Dataset:
+===+
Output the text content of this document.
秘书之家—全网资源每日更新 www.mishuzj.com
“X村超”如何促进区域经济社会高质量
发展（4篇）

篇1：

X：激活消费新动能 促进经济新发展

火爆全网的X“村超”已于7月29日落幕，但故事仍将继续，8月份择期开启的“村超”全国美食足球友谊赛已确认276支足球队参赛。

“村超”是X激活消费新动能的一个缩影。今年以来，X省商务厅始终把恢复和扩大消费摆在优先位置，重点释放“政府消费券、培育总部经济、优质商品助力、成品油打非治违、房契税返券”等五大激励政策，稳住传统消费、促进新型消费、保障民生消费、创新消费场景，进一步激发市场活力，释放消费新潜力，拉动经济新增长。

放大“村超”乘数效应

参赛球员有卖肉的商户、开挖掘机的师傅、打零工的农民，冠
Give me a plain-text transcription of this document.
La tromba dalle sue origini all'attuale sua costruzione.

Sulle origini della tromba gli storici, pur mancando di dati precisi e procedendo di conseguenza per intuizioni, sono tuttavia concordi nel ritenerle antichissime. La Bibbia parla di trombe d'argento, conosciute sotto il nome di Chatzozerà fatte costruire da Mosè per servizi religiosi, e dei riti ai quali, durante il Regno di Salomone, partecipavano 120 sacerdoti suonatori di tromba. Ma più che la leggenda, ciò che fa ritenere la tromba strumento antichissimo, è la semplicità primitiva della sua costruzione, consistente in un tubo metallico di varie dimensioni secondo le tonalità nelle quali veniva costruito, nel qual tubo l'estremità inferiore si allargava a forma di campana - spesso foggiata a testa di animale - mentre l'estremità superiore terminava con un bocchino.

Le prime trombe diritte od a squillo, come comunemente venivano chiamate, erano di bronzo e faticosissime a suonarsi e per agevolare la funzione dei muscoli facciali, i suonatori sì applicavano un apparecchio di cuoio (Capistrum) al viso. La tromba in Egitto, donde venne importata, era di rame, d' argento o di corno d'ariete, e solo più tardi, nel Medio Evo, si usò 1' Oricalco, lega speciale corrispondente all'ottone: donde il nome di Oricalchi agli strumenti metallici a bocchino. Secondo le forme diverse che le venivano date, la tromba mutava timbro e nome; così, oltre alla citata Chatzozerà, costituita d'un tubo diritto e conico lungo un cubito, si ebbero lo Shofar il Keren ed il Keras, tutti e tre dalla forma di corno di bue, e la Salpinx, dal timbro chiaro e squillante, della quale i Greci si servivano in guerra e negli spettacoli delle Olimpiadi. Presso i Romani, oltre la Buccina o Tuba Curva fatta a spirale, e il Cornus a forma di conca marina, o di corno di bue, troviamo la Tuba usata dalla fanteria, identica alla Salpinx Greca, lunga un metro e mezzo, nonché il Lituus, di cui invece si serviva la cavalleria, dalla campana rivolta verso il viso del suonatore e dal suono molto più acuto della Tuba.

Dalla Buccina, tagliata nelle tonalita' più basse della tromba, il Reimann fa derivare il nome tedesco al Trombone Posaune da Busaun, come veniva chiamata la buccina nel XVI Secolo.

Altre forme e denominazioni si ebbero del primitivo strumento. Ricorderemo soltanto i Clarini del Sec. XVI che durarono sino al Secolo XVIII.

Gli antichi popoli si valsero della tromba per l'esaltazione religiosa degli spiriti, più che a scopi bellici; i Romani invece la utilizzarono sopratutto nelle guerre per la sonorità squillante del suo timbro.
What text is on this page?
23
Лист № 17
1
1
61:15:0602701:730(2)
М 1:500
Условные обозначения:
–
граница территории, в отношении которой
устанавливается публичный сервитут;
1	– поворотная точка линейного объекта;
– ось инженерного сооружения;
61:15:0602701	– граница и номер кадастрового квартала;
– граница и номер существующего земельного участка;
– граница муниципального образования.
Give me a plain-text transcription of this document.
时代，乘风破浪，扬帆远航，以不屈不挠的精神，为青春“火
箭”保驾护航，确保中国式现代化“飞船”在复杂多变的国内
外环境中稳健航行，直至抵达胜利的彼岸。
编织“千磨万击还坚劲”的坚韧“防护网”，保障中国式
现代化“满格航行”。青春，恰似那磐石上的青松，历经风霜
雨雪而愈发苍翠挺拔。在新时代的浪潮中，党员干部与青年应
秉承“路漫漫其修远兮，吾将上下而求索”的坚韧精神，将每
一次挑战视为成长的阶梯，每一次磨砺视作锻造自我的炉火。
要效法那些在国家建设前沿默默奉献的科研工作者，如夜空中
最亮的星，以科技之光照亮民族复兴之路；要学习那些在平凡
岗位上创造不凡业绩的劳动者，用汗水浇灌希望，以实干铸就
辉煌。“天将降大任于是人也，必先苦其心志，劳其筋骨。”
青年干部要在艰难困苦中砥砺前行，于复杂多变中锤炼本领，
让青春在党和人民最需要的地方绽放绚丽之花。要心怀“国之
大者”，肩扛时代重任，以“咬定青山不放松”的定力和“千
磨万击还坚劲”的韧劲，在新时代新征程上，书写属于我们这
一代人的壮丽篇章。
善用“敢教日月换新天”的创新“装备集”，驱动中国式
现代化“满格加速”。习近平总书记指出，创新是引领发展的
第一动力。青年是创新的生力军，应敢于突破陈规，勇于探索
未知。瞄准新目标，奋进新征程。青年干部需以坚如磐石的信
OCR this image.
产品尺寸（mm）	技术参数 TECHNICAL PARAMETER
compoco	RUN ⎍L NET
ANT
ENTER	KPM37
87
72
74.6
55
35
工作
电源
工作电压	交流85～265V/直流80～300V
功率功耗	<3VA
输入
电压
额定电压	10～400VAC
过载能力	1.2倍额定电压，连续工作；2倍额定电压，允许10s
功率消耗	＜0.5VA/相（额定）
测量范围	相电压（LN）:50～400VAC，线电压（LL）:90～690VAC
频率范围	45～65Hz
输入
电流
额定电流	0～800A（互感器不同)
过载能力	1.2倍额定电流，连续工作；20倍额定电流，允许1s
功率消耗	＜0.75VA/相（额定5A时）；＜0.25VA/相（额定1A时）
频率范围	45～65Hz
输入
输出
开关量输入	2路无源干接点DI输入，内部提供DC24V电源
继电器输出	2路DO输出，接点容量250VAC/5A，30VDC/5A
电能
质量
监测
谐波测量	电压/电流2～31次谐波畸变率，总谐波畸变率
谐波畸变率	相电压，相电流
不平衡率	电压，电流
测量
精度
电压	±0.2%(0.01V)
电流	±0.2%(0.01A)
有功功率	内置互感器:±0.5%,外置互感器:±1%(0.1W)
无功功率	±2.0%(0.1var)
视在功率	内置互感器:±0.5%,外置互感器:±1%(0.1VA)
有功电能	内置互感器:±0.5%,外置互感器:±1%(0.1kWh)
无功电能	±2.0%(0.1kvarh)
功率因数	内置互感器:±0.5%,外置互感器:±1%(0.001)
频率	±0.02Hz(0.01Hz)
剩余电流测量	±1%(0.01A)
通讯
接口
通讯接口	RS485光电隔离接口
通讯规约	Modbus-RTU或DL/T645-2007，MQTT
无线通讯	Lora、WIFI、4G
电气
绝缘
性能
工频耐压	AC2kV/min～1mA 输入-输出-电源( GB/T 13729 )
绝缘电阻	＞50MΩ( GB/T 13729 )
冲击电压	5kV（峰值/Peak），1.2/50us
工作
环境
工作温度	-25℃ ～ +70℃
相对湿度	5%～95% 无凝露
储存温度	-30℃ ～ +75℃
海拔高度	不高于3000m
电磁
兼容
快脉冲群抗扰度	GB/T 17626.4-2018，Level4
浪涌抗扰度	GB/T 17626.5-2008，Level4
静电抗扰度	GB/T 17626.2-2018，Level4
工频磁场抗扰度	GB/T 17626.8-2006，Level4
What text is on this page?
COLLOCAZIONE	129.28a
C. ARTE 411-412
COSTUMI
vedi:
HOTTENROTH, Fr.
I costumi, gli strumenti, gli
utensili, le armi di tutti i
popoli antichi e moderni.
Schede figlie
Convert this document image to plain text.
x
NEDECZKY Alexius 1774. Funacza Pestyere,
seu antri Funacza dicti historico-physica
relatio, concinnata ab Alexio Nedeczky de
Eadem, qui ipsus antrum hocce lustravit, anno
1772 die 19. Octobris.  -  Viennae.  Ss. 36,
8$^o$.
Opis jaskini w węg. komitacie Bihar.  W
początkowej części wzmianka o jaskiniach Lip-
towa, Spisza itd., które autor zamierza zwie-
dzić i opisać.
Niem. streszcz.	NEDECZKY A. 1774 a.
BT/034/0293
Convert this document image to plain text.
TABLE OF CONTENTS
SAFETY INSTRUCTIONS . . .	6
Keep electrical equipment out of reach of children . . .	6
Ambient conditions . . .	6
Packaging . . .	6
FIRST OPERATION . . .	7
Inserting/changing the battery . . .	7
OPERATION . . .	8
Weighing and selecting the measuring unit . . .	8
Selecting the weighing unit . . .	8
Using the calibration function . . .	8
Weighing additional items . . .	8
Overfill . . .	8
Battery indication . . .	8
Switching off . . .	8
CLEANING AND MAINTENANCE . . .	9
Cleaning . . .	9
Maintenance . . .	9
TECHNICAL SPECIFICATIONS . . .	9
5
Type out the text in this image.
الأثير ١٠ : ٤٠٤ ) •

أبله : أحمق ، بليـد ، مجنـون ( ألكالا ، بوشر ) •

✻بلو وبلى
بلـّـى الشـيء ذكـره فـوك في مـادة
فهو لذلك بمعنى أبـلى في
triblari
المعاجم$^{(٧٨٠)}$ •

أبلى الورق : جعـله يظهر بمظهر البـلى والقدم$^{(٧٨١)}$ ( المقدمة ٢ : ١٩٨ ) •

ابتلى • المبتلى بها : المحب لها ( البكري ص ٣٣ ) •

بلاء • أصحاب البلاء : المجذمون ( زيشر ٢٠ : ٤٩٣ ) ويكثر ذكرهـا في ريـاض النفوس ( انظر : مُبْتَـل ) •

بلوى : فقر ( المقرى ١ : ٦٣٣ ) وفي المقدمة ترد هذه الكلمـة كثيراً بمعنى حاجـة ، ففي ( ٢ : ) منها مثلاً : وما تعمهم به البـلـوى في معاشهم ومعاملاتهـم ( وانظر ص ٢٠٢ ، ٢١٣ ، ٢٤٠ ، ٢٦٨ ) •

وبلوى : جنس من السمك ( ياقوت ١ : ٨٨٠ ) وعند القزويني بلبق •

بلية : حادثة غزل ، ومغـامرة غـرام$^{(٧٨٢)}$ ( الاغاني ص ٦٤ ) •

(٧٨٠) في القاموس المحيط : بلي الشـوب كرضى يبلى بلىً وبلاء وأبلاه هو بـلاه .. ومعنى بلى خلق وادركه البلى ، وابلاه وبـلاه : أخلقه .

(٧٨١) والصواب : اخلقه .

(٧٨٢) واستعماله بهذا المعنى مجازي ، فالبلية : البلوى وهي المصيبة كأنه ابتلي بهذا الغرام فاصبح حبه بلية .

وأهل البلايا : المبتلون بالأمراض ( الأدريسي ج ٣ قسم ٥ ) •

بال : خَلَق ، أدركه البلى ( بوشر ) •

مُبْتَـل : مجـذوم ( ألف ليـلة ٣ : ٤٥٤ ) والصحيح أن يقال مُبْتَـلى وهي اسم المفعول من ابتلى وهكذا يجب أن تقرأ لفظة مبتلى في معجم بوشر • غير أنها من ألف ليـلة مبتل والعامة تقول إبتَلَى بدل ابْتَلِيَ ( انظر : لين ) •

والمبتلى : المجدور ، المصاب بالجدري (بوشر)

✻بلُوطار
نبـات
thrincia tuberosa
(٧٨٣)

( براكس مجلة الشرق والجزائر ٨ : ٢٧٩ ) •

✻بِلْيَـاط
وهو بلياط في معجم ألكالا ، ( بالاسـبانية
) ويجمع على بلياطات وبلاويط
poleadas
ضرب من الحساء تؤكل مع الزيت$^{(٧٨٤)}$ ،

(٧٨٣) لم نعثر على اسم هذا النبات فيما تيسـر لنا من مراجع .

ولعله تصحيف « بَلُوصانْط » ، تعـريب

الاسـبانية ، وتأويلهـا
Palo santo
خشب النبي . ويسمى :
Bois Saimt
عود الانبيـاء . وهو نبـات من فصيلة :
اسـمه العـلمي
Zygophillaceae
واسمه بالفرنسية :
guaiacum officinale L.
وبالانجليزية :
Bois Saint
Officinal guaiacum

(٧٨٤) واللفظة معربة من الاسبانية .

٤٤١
+===+
Written problem: Search the preceding listing for "بمعنى" and extract every line where it is found.

Task response:
فهو لذلك بمعنى أبـلى في
بلوى : فقر ( المقرى ١ : ٦٣٣ ) وفي المقدمة ترد هذه الكلمـة كثيراً بمعنى حاجـة ، ففي ( ٢ : ) منها مثلاً : وما تعمهم به البـلـوى في معاشهم ومعاملاتهـم ( وانظر ص ٢٠٢ ، ٢١٣ ، ٢٤٠ ، ٢٦٨ ) •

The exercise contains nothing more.